The task
Below is a set of records; print all of them exactly as written.

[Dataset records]
● ● ● ●

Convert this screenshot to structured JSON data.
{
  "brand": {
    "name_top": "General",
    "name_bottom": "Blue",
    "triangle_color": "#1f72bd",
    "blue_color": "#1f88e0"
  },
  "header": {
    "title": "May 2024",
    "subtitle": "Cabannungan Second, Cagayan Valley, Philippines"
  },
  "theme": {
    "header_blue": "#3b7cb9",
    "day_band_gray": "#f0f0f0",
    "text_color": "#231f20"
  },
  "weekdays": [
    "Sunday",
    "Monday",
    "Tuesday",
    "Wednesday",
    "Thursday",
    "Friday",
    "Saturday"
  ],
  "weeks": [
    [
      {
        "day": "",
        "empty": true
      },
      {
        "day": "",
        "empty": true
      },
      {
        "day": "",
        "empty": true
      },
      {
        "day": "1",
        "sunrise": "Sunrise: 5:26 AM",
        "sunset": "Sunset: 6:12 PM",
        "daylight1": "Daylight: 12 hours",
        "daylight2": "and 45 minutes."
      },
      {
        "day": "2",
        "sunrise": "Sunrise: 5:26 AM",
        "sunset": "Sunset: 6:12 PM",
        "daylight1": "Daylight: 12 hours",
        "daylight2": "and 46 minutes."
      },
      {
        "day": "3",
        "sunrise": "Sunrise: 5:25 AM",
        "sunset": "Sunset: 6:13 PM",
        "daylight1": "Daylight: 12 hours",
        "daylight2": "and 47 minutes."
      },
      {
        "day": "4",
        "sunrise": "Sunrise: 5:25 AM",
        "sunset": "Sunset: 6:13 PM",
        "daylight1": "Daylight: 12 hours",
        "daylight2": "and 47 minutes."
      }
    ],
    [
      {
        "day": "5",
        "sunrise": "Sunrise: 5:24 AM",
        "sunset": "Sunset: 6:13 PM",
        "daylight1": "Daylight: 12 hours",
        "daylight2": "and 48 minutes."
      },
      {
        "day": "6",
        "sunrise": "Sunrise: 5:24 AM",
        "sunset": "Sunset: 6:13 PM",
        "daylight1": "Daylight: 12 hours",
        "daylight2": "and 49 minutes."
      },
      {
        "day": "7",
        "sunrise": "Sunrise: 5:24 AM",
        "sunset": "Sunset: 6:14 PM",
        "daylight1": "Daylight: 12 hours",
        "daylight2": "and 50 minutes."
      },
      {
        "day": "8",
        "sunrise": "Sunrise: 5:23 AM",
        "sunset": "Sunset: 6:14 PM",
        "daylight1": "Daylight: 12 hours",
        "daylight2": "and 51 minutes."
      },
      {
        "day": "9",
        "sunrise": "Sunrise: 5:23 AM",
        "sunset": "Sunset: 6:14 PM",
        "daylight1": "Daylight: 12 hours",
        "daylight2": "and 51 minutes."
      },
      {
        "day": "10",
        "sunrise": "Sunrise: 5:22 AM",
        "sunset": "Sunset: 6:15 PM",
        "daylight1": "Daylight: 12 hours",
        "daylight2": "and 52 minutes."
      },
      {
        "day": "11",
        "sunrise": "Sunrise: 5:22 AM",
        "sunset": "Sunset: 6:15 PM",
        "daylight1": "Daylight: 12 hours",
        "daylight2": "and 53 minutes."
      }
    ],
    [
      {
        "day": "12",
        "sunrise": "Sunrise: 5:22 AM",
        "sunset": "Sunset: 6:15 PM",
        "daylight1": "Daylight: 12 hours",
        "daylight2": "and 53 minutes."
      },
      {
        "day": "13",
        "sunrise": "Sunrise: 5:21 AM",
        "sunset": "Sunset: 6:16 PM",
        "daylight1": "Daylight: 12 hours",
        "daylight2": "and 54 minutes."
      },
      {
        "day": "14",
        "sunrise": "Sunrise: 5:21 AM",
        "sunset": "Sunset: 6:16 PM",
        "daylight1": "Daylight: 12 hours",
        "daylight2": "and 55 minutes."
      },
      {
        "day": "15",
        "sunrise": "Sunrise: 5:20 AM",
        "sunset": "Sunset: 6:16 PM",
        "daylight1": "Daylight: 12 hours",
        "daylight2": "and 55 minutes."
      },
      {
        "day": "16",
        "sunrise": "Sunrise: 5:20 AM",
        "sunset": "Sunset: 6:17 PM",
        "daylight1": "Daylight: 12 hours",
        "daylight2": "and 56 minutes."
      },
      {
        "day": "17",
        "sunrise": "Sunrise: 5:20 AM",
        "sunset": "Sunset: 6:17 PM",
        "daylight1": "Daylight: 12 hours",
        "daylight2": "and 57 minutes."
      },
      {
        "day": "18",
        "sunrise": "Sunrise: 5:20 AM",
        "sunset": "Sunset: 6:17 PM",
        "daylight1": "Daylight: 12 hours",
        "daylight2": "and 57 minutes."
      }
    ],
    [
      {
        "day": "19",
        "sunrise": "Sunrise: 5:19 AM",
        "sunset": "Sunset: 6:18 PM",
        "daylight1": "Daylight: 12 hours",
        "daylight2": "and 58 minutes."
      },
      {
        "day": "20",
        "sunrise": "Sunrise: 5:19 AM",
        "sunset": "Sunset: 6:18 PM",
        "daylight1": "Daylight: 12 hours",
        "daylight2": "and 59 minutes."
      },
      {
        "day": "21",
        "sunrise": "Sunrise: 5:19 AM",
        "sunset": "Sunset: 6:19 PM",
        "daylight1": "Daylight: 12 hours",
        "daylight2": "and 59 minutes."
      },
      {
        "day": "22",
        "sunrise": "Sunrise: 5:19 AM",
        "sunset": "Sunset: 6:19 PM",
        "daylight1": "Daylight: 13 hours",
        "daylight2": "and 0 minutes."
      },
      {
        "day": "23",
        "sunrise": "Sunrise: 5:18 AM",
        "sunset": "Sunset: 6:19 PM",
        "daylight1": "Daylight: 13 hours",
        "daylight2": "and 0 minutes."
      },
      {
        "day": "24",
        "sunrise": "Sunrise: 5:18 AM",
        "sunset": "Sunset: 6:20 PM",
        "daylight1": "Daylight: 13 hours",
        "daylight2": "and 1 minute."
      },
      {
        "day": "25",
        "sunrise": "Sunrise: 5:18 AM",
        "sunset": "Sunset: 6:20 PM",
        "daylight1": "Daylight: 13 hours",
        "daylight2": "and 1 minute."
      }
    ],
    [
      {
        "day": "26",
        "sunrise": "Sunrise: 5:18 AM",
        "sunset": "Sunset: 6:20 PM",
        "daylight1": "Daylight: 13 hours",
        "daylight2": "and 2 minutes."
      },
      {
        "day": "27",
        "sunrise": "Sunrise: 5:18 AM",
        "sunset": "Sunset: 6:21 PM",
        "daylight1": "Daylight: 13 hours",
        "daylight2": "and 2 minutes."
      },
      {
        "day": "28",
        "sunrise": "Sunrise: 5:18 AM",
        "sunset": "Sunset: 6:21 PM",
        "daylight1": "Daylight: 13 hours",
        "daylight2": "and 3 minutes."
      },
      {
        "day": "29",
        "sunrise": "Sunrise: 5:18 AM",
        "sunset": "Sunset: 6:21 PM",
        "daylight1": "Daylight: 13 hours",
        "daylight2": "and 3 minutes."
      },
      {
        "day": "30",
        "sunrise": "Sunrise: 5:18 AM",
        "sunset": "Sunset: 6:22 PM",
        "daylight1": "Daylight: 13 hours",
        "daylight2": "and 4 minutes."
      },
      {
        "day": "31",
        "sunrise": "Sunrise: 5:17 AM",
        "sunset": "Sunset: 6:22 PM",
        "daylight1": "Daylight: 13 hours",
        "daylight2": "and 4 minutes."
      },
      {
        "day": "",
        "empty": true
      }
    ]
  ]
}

● ● ● ●

The result
Convert this screenshot to structured JSON data.
{
  "brand": {
    "name_top": "General",
    "name_bottom": "Blue",
    "triangle_color": "#1f72bd",
    "blue_color": "#1f88e0"
  },
  "header": {
    "title": "May 2024",
    "subtitle": "Cabannungan Second, Cagayan Valley, Philippines"
  },
  "theme": {
    "header_blue": "#3b7cb9",
    "day_band_gray": "#f0f0f0",
    "text_color": "#231f20"
  },
  "weekdays": [
    "Sunday",
    "Monday",
    "Tuesday",
    "Wednesday",
    "Thursday",
    "Friday",
    "Saturday"
  ],
  "weeks": [
    [
      {
        "day": "",
        "empty": true
      },
      {
        "day": "",
        "empty": true
      },
      {
        "day": "",
        "empty": true
      },
      {
        "day": "1",
        "sunrise": "Sunrise: 5:26 AM",
        "sunset": "Sunset: 6:12 PM",
        "daylight1": "Daylight: 12 hours",
        "daylight2": "and 45 minutes."
      },
      {
        "day": "2",
        "sunrise": "Sunrise: 5:26 AM",
        "sunset": "Sunset: 6:12 PM",
        "daylight1": "Daylight: 12 hours",
        "daylight2": "and 46 minutes."
      },
      {
        "day": "3",
        "sunrise": "Sunrise: 5:25 AM",
        "sunset": "Sunset: 6:13 PM",
        "daylight1": "Daylight: 12 hours",
        "daylight2": "and 47 minutes."
      },
      {
        "day": "4",
        "sunrise": "Sunrise: 5:25 AM",
        "sunset": "Sunset: 6:13 PM",
        "daylight1": "Daylight: 12 hours",
        "daylight2": "and 47 minutes."
      }
    ],
    [
      {
        "day": "5",
        "sunrise": "Sunrise: 5:24 AM",
        "sunset": "Sunset: 6:13 PM",
        "daylight1": "Daylight: 12 hours",
        "daylight2": "and 48 minutes."
      },
      {
        "day": "6",
        "sunrise": "Sunrise: 5:24 AM",
        "sunset": "Sunset: 6:13 PM",
        "daylight1": "Daylight: 12 hours",
        "daylight2": "and 49 minutes."
      },
      {
        "day": "7",
        "sunrise": "Sunrise: 5:24 AM",
        "sunset": "Sunset: 6:14 PM",
        "daylight1": "Daylight: 12 hours",
        "daylight2": "and 50 minutes."
      },
      {
        "day": "8",
        "sunrise": "Sunrise: 5:23 AM",
        "sunset": "Sunset: 6:14 PM",
        "daylight1": "Daylight: 12 hours",
        "daylight2": "and 51 minutes."
      },
      {
        "day": "9",
        "sunrise": "Sunrise: 5:23 AM",
        "sunset": "Sunset: 6:14 PM",
        "daylight1": "Daylight: 12 hours",
        "daylight2": "and 51 minutes."
      },
      {
        "day": "10",
        "sunrise": "Sunrise: 5:22 AM",
        "sunset": "Sunset: 6:15 PM",
        "daylight1": "Daylight: 12 hours",
        "daylight2": "and 52 minutes."
      },
      {
        "day": "11",
        "sunrise": "Sunrise: 5:22 AM",
        "sunset": "Sunset: 6:15 PM",
        "daylight1": "Daylight: 12 hours",
        "daylight2": "and 53 minutes."
      }
    ],
    [
      {
        "day": "12",
        "sunrise": "Sunrise: 5:22 AM",
        "sunset": "Sunset: 6:15 PM",
        "daylight1": "Daylight: 12 hours",
        "daylight2": "and 53 minutes."
      },
      {
        "day": "13",
        "sunrise": "Sunrise: 5:21 AM",
        "sunset": "Sunset: 6:16 PM",
        "daylight1": "Daylight: 12 hours",
        "daylight2": "and 54 minutes."
      },
      {
        "day": "14",
        "sunrise": "Sunrise: 5:21 AM",
        "sunset": "Sunset: 6:16 PM",
        "daylight1": "Daylight: 12 hours",
        "daylight2": "and 55 minutes."
      },
      {
        "day": "15",
        "sunrise": "Sunrise: 5:20 AM",
        "sunset": "Sunset: 6:16 PM",
        "daylight1": "Daylight: 12 hours",
        "daylight2": "and 55 minutes."
      },
      {
        "day": "16",
        "sunrise": "Sunrise: 5:20 AM",
        "sunset": "Sunset: 6:17 PM",
        "daylight1": "Daylight: 12 hours",
        "daylight2": "and 56 minutes."
      },
      {
        "day": "17",
        "sunrise": "Sunrise: 5:20 AM",
        "sunset": "Sunset: 6:17 PM",
        "daylight1": "Daylight: 12 hours",
        "daylight2": "and 57 minutes."
      },
      {
        "day": "18",
        "sunrise": "Sunrise: 5:20 AM",
        "sunset": "Sunset: 6:17 PM",
        "daylight1": "Daylight: 12 hours",
        "daylight2": "and 57 minutes."
      }
    ],
    [
      {
        "day": "19",
        "sunrise": "Sunrise: 5:19 AM",
        "sunset": "Sunset: 6:18 PM",
        "daylight1": "Daylight: 12 hours",
        "daylight2": "and 58 minutes."
      },
      {
        "day": "20",
        "sunrise": "Sunrise: 5:19 AM",
        "sunset": "Sunset: 6:18 PM",
        "daylight1": "Daylight: 12 hours",
        "daylight2": "and 59 minutes."
      },
      {
        "day": "21",
        "sunrise": "Sunrise: 5:19 AM",
        "sunset": "Sunset: 6:19 PM",
        "daylight1": "Daylight: 12 hours",
        "daylight2": "and 59 minutes."
      },
      {
        "day": "22",
        "sunrise": "Sunrise: 5:19 AM",
        "sunset": "Sunset: 6:19 PM",
        "daylight1": "Daylight: 13 hours",
        "daylight2": "and 0 minutes."
      },
      {
        "day": "23",
        "sunrise": "Sunrise: 5:18 AM",
        "sunset": "Sunset: 6:19 PM",
        "daylight1": "Daylight: 13 hours",
        "daylight2": "and 0 minutes."
      },
      {
        "day": "24",
        "sunrise": "Sunrise: 5:18 AM",
        "sunset": "Sunset: 6:20 PM",
        "daylight1": "Daylight: 13 hours",
        "daylight2": "and 1 minute."
      },
      {
        "day": "25",
        "sunrise": "Sunrise: 5:18 AM",
        "sunset": "Sunset: 6:20 PM",
        "daylight1": "Daylight: 13 hours",
        "daylight2": "and 1 minute."
      }
    ],
    [
      {
        "day": "26",
        "sunrise": "Sunrise: 5:18 AM",
        "sunset": "Sunset: 6:20 PM",
        "daylight1": "Daylight: 13 hours",
        "daylight2": "and 2 minutes."
      },
      {
        "day": "27",
        "sunrise": "Sunrise: 5:18 AM",
        "sunset": "Sunset: 6:21 PM",
        "daylight1": "Daylight: 13 hours",
        "daylight2": "and 2 minutes."
      },
      {
        "day": "28",
        "sunrise": "Sunrise: 5:18 AM",
        "sunset": "Sunset: 6:21 PM",
        "daylight1": "Daylight: 13 hours",
        "daylight2": "and 3 minutes."
      },
      {
        "day": "29",
        "sunrise": "Sunrise: 5:18 AM",
        "sunset": "Sunset: 6:21 PM",
        "daylight1": "Daylight: 13 hours",
        "daylight2": "and 3 minutes."
      },
      {
        "day": "30",
        "sunrise": "Sunrise: 5:18 AM",
        "sunset": "Sunset: 6:22 PM",
        "daylight1": "Daylight: 13 hours",
        "daylight2": "and 4 minutes."
      },
      {
        "day": "31",
        "sunrise": "Sunrise: 5:17 AM",
        "sunset": "Sunset: 6:22 PM",
        "daylight1": "Daylight: 13 hours",
        "daylight2": "and 4 minutes."
      },
      {
        "day": "",
        "empty": true
      }
    ]
  ]
}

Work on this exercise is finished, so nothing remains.